▸ Your task:
Gather every line of the entries that includes the word "Pelo".

▸ Supplied records:
"""

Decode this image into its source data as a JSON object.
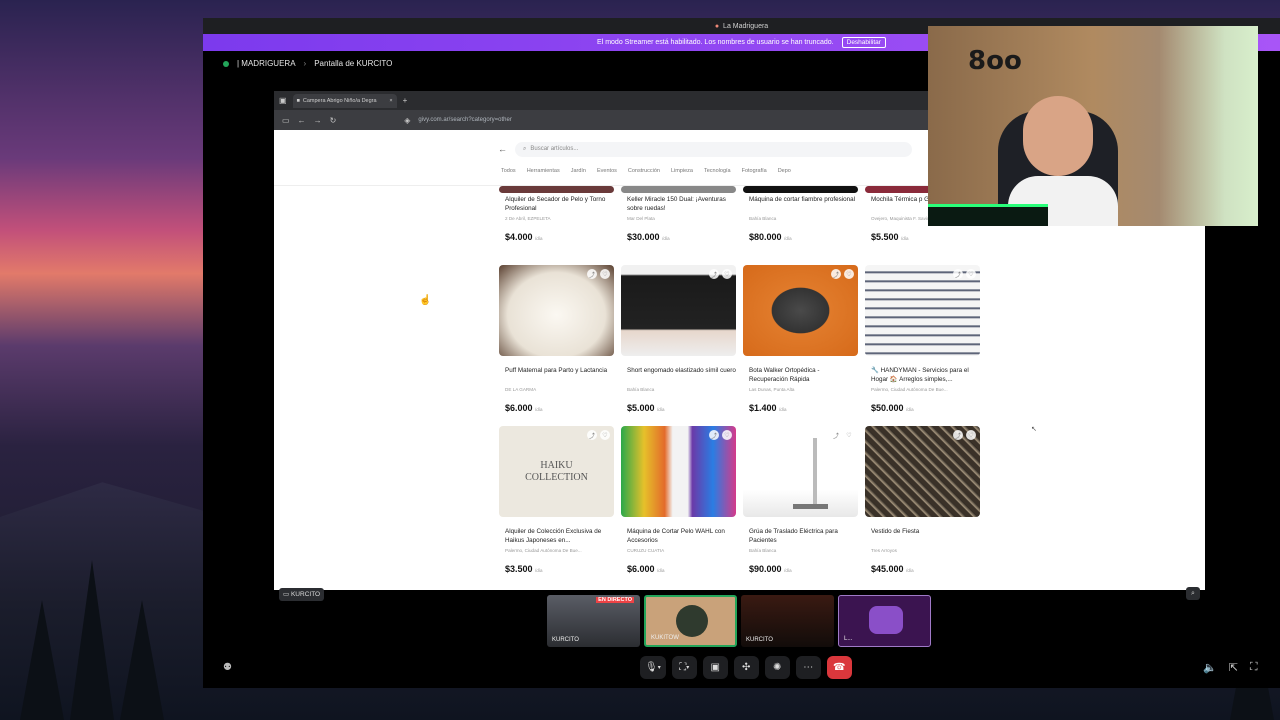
{
  "window": {
    "title": "La Madriguera",
    "streamer_notice": "El modo Streamer está habilitado. Los nombres de usuario se han truncado.",
    "streamer_button": "Deshabilitar"
  },
  "channel": {
    "server": "| MADRIGUERA",
    "screen": "Pantalla de KURCITO"
  },
  "browser": {
    "tab_title": "Campera Abrigo Niño/a Degra",
    "url": "givy.com.ar/search?category=other",
    "search_placeholder": "Buscar artículos...",
    "categories": [
      "Todos",
      "Herramientas",
      "Jardín",
      "Eventos",
      "Construcción",
      "Limpieza",
      "Tecnología",
      "Fotografía",
      "Depo"
    ]
  },
  "listings_row1": [
    {
      "title": "Alquiler de Secador de Pelo y Torno Profesional",
      "location": "2 De Abril, EZPELETA",
      "price": "$4.000",
      "unit": "/día"
    },
    {
      "title": "Keller Miracle 150 Dual: ¡Aventuras sobre ruedas!",
      "location": "Mar Del Plata",
      "price": "$30.000",
      "unit": "/día"
    },
    {
      "title": "Máquina de cortar fiambre profesional",
      "location": "Bahía Blanca",
      "price": "$80.000",
      "unit": "/día"
    },
    {
      "title": "Mochila Térmica p Grande Delivery c",
      "location": "Ovejero, Maquinista F. Savio",
      "price": "$5.500",
      "unit": "/día"
    }
  ],
  "listings_row2": [
    {
      "title": "Puff Maternal para Parto y Lactancia",
      "location": "DE LA GARMA",
      "price": "$6.000",
      "unit": "/día"
    },
    {
      "title": "Short engomado elastizado símil cuero",
      "location": "Bahía Blanca",
      "price": "$5.000",
      "unit": "/día"
    },
    {
      "title": "Bota Walker Ortopédica - Recuperación Rápida",
      "location": "Las Dunas, Punta Alta",
      "price": "$1.400",
      "unit": "/día"
    },
    {
      "title": "🔧 HANDYMAN - Servicios para el Hogar 🏠 Arreglos simples,...",
      "location": "Palermo, Ciudad Autónoma De Bue...",
      "price": "$50.000",
      "unit": "/día"
    }
  ],
  "listings_row3": [
    {
      "title": "Alquiler de Colección Exclusiva de Haikus Japoneses en...",
      "location": "Palermo, Ciudad Autónoma De Bue...",
      "price": "$3.500",
      "unit": "/día",
      "image_text": "HAIKU COLLECTION"
    },
    {
      "title": "Máquina de Cortar Pelo WAHL con Accesorios",
      "location": "CURUZU CUATIA",
      "price": "$6.000",
      "unit": "/día"
    },
    {
      "title": "Grúa de Traslado Eléctrica para Pacientes",
      "location": "Bahía Blanca",
      "price": "$90.000",
      "unit": "/día"
    },
    {
      "title": "Vestido de Fiesta",
      "location": "Tres Arroyos",
      "price": "$45.000",
      "unit": "/día"
    }
  ],
  "stream": {
    "screen_tag": "KURCITO",
    "thumbs": [
      {
        "label": "KURCITO",
        "live": "EN DIRECTO"
      },
      {
        "label": "KUKITOW"
      },
      {
        "label": "KURCITO"
      },
      {
        "label": "L..."
      }
    ]
  },
  "colors": {
    "streamer_bar": "#9146ff",
    "end_call": "#da373c"
  }
}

"""

▸ The solution:
      "title": "Alquiler de Secador de Pelo y Torno Profesional",
      "title": "Máquina de Cortar Pelo WAHL con Accesorios",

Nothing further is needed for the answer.